==== Provided data
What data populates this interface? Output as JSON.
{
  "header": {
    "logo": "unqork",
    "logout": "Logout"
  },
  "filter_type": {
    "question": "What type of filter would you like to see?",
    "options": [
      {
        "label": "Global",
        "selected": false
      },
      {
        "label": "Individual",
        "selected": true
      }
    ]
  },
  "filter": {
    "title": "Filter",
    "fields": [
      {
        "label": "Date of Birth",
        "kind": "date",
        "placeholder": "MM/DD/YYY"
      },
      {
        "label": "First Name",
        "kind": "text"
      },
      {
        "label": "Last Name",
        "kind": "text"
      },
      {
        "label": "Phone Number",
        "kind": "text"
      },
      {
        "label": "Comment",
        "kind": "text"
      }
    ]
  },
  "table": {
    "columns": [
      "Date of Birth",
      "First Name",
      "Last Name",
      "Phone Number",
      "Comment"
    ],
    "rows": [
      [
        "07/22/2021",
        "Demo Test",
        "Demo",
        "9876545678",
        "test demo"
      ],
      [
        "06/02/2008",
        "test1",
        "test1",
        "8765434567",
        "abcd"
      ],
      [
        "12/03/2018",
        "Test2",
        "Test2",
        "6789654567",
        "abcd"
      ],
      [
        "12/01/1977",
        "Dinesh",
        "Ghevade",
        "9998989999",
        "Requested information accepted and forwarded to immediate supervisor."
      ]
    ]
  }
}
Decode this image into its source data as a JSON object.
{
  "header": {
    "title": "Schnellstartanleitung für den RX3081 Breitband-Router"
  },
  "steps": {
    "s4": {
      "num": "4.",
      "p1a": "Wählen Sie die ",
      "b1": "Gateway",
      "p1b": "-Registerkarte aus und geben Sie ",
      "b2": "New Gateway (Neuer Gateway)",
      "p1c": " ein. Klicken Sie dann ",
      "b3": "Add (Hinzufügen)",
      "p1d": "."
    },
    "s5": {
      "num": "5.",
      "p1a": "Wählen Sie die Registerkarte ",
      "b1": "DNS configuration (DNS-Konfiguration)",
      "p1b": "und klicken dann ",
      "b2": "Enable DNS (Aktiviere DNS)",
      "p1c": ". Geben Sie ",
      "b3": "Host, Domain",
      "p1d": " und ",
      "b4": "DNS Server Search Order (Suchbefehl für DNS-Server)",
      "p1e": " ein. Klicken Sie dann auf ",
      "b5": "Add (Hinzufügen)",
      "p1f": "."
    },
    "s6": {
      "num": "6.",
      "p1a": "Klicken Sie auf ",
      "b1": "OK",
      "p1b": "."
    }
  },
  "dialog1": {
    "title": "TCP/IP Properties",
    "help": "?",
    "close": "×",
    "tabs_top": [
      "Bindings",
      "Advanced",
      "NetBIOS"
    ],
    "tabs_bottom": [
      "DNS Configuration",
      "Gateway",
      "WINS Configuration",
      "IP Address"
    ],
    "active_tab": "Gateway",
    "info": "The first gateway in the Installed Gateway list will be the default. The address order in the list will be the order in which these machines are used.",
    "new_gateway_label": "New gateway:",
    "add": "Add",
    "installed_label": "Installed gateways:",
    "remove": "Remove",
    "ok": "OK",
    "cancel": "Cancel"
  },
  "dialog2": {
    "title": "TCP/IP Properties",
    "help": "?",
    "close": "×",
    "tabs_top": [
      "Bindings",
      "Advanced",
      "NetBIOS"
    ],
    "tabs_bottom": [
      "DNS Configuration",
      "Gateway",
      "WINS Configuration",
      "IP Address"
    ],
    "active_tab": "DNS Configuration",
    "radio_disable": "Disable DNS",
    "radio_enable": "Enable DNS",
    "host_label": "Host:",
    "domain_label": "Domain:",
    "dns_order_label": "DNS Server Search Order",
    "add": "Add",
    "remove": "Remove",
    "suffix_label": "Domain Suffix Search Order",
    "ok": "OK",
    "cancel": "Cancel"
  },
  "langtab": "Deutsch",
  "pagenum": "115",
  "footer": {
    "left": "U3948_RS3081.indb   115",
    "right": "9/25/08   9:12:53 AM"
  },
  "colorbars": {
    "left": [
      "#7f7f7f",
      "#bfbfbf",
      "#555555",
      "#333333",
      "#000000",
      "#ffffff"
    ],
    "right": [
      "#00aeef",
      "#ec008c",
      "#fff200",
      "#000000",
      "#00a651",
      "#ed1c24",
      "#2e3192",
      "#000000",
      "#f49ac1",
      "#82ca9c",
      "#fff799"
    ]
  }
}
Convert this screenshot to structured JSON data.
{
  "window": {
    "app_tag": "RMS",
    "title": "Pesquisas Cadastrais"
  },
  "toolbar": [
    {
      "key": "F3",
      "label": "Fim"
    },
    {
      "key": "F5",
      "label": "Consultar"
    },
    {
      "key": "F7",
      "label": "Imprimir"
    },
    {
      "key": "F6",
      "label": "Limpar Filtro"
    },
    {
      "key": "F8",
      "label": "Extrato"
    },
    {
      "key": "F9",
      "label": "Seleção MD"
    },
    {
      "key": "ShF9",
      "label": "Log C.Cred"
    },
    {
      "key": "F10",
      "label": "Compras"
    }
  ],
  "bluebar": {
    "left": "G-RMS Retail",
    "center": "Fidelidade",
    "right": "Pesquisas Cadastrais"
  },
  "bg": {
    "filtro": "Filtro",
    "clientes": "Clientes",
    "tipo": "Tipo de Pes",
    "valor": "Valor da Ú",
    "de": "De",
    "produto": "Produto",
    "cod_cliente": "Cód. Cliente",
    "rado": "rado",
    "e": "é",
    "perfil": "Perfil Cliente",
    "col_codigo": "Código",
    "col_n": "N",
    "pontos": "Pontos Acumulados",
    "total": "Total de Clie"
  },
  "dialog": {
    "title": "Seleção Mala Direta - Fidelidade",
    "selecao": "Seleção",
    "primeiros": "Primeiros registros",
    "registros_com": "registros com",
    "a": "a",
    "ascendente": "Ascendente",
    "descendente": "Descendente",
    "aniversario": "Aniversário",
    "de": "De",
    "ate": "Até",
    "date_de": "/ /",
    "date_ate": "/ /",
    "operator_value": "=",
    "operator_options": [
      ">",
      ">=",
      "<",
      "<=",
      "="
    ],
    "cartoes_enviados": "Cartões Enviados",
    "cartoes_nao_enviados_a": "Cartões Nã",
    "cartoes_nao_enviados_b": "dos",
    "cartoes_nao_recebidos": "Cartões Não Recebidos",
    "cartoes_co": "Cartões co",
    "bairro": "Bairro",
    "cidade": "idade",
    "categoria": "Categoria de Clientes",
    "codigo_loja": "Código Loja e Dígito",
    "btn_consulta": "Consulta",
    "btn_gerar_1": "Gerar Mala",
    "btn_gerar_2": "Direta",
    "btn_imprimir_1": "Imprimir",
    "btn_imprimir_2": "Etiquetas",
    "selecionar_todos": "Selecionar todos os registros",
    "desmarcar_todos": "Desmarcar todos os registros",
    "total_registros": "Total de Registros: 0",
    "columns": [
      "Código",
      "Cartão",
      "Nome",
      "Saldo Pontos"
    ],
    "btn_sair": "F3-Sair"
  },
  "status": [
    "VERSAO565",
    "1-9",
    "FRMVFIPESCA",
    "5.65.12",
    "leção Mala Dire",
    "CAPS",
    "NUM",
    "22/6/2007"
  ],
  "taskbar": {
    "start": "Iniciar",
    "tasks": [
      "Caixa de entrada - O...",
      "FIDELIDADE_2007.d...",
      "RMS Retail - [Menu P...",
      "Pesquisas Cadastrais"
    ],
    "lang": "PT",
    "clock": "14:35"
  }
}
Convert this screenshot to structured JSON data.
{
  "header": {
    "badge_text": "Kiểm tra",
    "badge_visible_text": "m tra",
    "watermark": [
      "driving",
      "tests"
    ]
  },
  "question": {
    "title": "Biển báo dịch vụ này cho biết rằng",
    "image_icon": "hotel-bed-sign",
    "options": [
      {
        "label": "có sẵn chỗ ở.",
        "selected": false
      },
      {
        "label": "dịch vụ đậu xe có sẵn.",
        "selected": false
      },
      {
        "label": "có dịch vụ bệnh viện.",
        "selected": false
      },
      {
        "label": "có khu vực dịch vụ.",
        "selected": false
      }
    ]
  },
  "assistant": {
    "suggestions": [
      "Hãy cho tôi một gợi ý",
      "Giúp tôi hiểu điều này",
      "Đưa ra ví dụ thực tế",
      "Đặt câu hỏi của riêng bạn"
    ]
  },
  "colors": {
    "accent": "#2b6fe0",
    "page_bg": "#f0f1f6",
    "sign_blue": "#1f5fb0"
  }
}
========
• Goal:
Every line holding "right" should be copied out.

• Completed exercise:
    "right": "9/25/08   9:12:53 AM"
    "right": [
    "right": "Pesquisas Cadastrais"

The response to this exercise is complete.